## AIM OF THE EXERCISE
Skip the pictures. Transcribe the rest of the data below without changing a word.

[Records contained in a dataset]
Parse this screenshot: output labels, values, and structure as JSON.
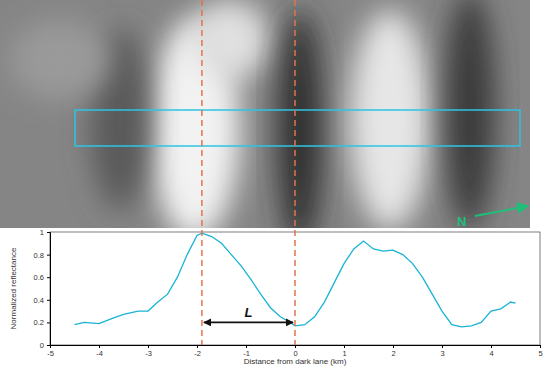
{
  "chart_data": {
    "type": "line",
    "x_label": "Distance from dark lane (km)",
    "y_label": "Normalized reflectance",
    "x": [
      -4.5,
      -4.3,
      -4.0,
      -3.7,
      -3.5,
      -3.2,
      -3.0,
      -2.8,
      -2.6,
      -2.4,
      -2.2,
      -2.0,
      -1.9,
      -1.7,
      -1.5,
      -1.3,
      -1.1,
      -0.9,
      -0.7,
      -0.5,
      -0.3,
      -0.1,
      0,
      0.2,
      0.4,
      0.6,
      0.8,
      1.0,
      1.2,
      1.4,
      1.6,
      1.8,
      2.0,
      2.2,
      2.4,
      2.6,
      2.8,
      3.0,
      3.2,
      3.4,
      3.6,
      3.8,
      4.0,
      4.2,
      4.4,
      4.5
    ],
    "values": [
      0.18,
      0.2,
      0.19,
      0.24,
      0.27,
      0.3,
      0.3,
      0.38,
      0.45,
      0.6,
      0.8,
      0.97,
      0.99,
      0.96,
      0.9,
      0.8,
      0.7,
      0.58,
      0.45,
      0.33,
      0.25,
      0.2,
      0.17,
      0.18,
      0.25,
      0.38,
      0.55,
      0.72,
      0.85,
      0.92,
      0.85,
      0.83,
      0.84,
      0.8,
      0.72,
      0.6,
      0.45,
      0.3,
      0.18,
      0.16,
      0.17,
      0.2,
      0.3,
      0.32,
      0.38,
      0.37
    ],
    "color": "#19b3d6",
    "xlim": [
      -5,
      5
    ],
    "xticks": [
      -5,
      -4,
      -3,
      -2,
      -1,
      0,
      1,
      2,
      3,
      4,
      5
    ],
    "ylim": [
      0,
      1
    ],
    "yticks": [
      0,
      0.2,
      0.4,
      0.6,
      0.8,
      1
    ],
    "vlines": [
      -1.9,
      0
    ],
    "span_label": {
      "text": "L",
      "from": -1.9,
      "to": 0,
      "y": 0.2
    },
    "north_label": "N"
  }
}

## THE COMPLETED TASK
Parse this screenshot: output labels, values, and structure as JSON.
{
  "chart_data": {
    "type": "line",
    "x_label": "Distance from dark lane (km)",
    "y_label": "Normalized reflectance",
    "x": [
      -4.5,
      -4.3,
      -4.0,
      -3.7,
      -3.5,
      -3.2,
      -3.0,
      -2.8,
      -2.6,
      -2.4,
      -2.2,
      -2.0,
      -1.9,
      -1.7,
      -1.5,
      -1.3,
      -1.1,
      -0.9,
      -0.7,
      -0.5,
      -0.3,
      -0.1,
      0,
      0.2,
      0.4,
      0.6,
      0.8,
      1.0,
      1.2,
      1.4,
      1.6,
      1.8,
      2.0,
      2.2,
      2.4,
      2.6,
      2.8,
      3.0,
      3.2,
      3.4,
      3.6,
      3.8,
      4.0,
      4.2,
      4.4,
      4.5
    ],
    "values": [
      0.18,
      0.2,
      0.19,
      0.24,
      0.27,
      0.3,
      0.3,
      0.38,
      0.45,
      0.6,
      0.8,
      0.97,
      0.99,
      0.96,
      0.9,
      0.8,
      0.7,
      0.58,
      0.45,
      0.33,
      0.25,
      0.2,
      0.17,
      0.18,
      0.25,
      0.38,
      0.55,
      0.72,
      0.85,
      0.92,
      0.85,
      0.83,
      0.84,
      0.8,
      0.72,
      0.6,
      0.45,
      0.3,
      0.18,
      0.16,
      0.17,
      0.2,
      0.3,
      0.32,
      0.38,
      0.37
    ],
    "color": "#19b3d6",
    "xlim": [
      -5,
      5
    ],
    "xticks": [
      -5,
      -4,
      -3,
      -2,
      -1,
      0,
      1,
      2,
      3,
      4,
      5
    ],
    "ylim": [
      0,
      1
    ],
    "yticks": [
      0,
      0.2,
      0.4,
      0.6,
      0.8,
      1
    ],
    "vlines": [
      -1.9,
      0
    ],
    "span_label": {
      "text": "L",
      "from": -1.9,
      "to": 0,
      "y": 0.2
    },
    "north_label": "N"
  }
}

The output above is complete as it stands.